WHAT YOU NEED TO DO
Every line of the material below should be repeated exactly.

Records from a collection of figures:
--*--

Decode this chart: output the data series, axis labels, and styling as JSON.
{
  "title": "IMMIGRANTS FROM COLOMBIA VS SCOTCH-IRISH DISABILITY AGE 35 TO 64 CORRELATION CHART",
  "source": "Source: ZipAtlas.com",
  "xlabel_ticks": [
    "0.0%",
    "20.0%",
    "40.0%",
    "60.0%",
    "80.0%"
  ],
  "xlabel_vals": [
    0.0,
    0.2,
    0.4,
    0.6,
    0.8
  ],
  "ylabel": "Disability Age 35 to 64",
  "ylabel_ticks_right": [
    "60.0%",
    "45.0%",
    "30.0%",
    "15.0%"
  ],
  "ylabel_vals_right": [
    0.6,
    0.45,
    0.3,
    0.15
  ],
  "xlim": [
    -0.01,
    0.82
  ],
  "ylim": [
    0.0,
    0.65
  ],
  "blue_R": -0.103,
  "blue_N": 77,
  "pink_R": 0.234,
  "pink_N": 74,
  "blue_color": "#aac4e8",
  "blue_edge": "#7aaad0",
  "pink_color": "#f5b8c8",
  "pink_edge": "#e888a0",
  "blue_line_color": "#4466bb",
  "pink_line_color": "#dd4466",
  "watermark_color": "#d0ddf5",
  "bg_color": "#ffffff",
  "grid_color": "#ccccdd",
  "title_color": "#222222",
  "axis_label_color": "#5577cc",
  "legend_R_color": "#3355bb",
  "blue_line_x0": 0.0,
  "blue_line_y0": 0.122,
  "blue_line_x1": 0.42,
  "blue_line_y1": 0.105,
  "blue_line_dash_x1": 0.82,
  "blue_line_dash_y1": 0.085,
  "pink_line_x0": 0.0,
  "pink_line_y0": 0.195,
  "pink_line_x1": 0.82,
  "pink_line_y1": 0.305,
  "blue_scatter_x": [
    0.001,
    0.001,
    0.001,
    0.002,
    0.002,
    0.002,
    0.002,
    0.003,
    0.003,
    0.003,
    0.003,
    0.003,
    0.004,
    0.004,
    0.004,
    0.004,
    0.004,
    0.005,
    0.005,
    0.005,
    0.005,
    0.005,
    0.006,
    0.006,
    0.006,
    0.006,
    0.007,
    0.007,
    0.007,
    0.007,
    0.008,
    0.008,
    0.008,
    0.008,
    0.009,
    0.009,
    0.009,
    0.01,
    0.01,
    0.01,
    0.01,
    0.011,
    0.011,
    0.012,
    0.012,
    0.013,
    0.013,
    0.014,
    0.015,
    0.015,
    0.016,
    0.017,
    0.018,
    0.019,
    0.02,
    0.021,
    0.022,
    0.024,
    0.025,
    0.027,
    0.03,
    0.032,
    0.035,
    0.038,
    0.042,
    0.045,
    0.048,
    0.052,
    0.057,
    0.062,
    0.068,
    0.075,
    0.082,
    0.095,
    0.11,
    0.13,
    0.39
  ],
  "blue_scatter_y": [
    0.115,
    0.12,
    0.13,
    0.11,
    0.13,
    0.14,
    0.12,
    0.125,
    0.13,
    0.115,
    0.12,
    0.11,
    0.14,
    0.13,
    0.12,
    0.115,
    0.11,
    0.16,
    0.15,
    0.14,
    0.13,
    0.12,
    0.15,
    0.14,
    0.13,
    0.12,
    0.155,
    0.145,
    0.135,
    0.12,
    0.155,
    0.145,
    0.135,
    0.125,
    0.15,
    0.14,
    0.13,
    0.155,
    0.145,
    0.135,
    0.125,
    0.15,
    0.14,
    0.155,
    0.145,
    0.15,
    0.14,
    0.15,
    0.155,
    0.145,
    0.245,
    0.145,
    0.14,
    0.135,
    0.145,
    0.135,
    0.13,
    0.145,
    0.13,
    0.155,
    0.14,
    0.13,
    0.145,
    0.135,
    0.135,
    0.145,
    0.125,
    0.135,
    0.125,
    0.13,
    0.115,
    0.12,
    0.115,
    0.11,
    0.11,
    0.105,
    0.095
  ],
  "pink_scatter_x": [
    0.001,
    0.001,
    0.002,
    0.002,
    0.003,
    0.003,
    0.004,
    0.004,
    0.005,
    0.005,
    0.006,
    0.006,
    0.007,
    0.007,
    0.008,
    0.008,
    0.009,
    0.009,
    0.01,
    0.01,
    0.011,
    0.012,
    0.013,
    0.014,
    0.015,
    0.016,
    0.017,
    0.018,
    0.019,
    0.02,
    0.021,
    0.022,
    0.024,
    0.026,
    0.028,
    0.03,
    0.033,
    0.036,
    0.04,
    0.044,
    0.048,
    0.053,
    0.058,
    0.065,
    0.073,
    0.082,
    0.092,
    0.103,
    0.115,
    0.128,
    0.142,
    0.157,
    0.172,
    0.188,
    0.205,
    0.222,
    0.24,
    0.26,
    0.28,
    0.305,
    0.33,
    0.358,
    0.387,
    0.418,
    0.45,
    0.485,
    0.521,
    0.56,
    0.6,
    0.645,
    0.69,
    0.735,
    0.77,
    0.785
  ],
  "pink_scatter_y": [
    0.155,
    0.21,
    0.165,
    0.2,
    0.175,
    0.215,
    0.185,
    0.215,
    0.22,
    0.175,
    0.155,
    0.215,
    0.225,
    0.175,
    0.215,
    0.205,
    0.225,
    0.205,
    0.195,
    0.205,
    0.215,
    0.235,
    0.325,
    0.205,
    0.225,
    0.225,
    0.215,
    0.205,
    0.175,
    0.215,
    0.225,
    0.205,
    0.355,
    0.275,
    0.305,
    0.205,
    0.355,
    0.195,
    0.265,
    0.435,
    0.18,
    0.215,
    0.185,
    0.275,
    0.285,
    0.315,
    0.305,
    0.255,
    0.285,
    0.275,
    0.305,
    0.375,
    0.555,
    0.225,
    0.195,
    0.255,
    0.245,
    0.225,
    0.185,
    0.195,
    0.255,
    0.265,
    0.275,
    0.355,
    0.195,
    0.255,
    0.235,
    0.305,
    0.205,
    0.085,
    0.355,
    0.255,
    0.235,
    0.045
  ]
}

--*--

RESPONSE FOR THIS EXERCISE
Decode this chart: output the data series, axis labels, and styling as JSON.
{
  "title": "IMMIGRANTS FROM COLOMBIA VS SCOTCH-IRISH DISABILITY AGE 35 TO 64 CORRELATION CHART",
  "source": "Source: ZipAtlas.com",
  "xlabel_ticks": [
    "0.0%",
    "20.0%",
    "40.0%",
    "60.0%",
    "80.0%"
  ],
  "xlabel_vals": [
    0.0,
    0.2,
    0.4,
    0.6,
    0.8
  ],
  "ylabel": "Disability Age 35 to 64",
  "ylabel_ticks_right": [
    "60.0%",
    "45.0%",
    "30.0%",
    "15.0%"
  ],
  "ylabel_vals_right": [
    0.6,
    0.45,
    0.3,
    0.15
  ],
  "xlim": [
    -0.01,
    0.82
  ],
  "ylim": [
    0.0,
    0.65
  ],
  "blue_R": -0.103,
  "blue_N": 77,
  "pink_R": 0.234,
  "pink_N": 74,
  "blue_color": "#aac4e8",
  "blue_edge": "#7aaad0",
  "pink_color": "#f5b8c8",
  "pink_edge": "#e888a0",
  "blue_line_color": "#4466bb",
  "pink_line_color": "#dd4466",
  "watermark_color": "#d0ddf5",
  "bg_color": "#ffffff",
  "grid_color": "#ccccdd",
  "title_color": "#222222",
  "axis_label_color": "#5577cc",
  "legend_R_color": "#3355bb",
  "blue_line_x0": 0.0,
  "blue_line_y0": 0.122,
  "blue_line_x1": 0.42,
  "blue_line_y1": 0.105,
  "blue_line_dash_x1": 0.82,
  "blue_line_dash_y1": 0.085,
  "pink_line_x0": 0.0,
  "pink_line_y0": 0.195,
  "pink_line_x1": 0.82,
  "pink_line_y1": 0.305,
  "blue_scatter_x": [
    0.001,
    0.001,
    0.001,
    0.002,
    0.002,
    0.002,
    0.002,
    0.003,
    0.003,
    0.003,
    0.003,
    0.003,
    0.004,
    0.004,
    0.004,
    0.004,
    0.004,
    0.005,
    0.005,
    0.005,
    0.005,
    0.005,
    0.006,
    0.006,
    0.006,
    0.006,
    0.007,
    0.007,
    0.007,
    0.007,
    0.008,
    0.008,
    0.008,
    0.008,
    0.009,
    0.009,
    0.009,
    0.01,
    0.01,
    0.01,
    0.01,
    0.011,
    0.011,
    0.012,
    0.012,
    0.013,
    0.013,
    0.014,
    0.015,
    0.015,
    0.016,
    0.017,
    0.018,
    0.019,
    0.02,
    0.021,
    0.022,
    0.024,
    0.025,
    0.027,
    0.03,
    0.032,
    0.035,
    0.038,
    0.042,
    0.045,
    0.048,
    0.052,
    0.057,
    0.062,
    0.068,
    0.075,
    0.082,
    0.095,
    0.11,
    0.13,
    0.39
  ],
  "blue_scatter_y": [
    0.115,
    0.12,
    0.13,
    0.11,
    0.13,
    0.14,
    0.12,
    0.125,
    0.13,
    0.115,
    0.12,
    0.11,
    0.14,
    0.13,
    0.12,
    0.115,
    0.11,
    0.16,
    0.15,
    0.14,
    0.13,
    0.12,
    0.15,
    0.14,
    0.13,
    0.12,
    0.155,
    0.145,
    0.135,
    0.12,
    0.155,
    0.145,
    0.135,
    0.125,
    0.15,
    0.14,
    0.13,
    0.155,
    0.145,
    0.135,
    0.125,
    0.15,
    0.14,
    0.155,
    0.145,
    0.15,
    0.14,
    0.15,
    0.155,
    0.145,
    0.245,
    0.145,
    0.14,
    0.135,
    0.145,
    0.135,
    0.13,
    0.145,
    0.13,
    0.155,
    0.14,
    0.13,
    0.145,
    0.135,
    0.135,
    0.145,
    0.125,
    0.135,
    0.125,
    0.13,
    0.115,
    0.12,
    0.115,
    0.11,
    0.11,
    0.105,
    0.095
  ],
  "pink_scatter_x": [
    0.001,
    0.001,
    0.002,
    0.002,
    0.003,
    0.003,
    0.004,
    0.004,
    0.005,
    0.005,
    0.006,
    0.006,
    0.007,
    0.007,
    0.008,
    0.008,
    0.009,
    0.009,
    0.01,
    0.01,
    0.011,
    0.012,
    0.013,
    0.014,
    0.015,
    0.016,
    0.017,
    0.018,
    0.019,
    0.02,
    0.021,
    0.022,
    0.024,
    0.026,
    0.028,
    0.03,
    0.033,
    0.036,
    0.04,
    0.044,
    0.048,
    0.053,
    0.058,
    0.065,
    0.073,
    0.082,
    0.092,
    0.103,
    0.115,
    0.128,
    0.142,
    0.157,
    0.172,
    0.188,
    0.205,
    0.222,
    0.24,
    0.26,
    0.28,
    0.305,
    0.33,
    0.358,
    0.387,
    0.418,
    0.45,
    0.485,
    0.521,
    0.56,
    0.6,
    0.645,
    0.69,
    0.735,
    0.77,
    0.785
  ],
  "pink_scatter_y": [
    0.155,
    0.21,
    0.165,
    0.2,
    0.175,
    0.215,
    0.185,
    0.215,
    0.22,
    0.175,
    0.155,
    0.215,
    0.225,
    0.175,
    0.215,
    0.205,
    0.225,
    0.205,
    0.195,
    0.205,
    0.215,
    0.235,
    0.325,
    0.205,
    0.225,
    0.225,
    0.215,
    0.205,
    0.175,
    0.215,
    0.225,
    0.205,
    0.355,
    0.275,
    0.305,
    0.205,
    0.355,
    0.195,
    0.265,
    0.435,
    0.18,
    0.215,
    0.185,
    0.275,
    0.285,
    0.315,
    0.305,
    0.255,
    0.285,
    0.275,
    0.305,
    0.375,
    0.555,
    0.225,
    0.195,
    0.255,
    0.245,
    0.225,
    0.185,
    0.195,
    0.255,
    0.265,
    0.275,
    0.355,
    0.195,
    0.255,
    0.235,
    0.305,
    0.205,
    0.085,
    0.355,
    0.255,
    0.235,
    0.045
  ]
}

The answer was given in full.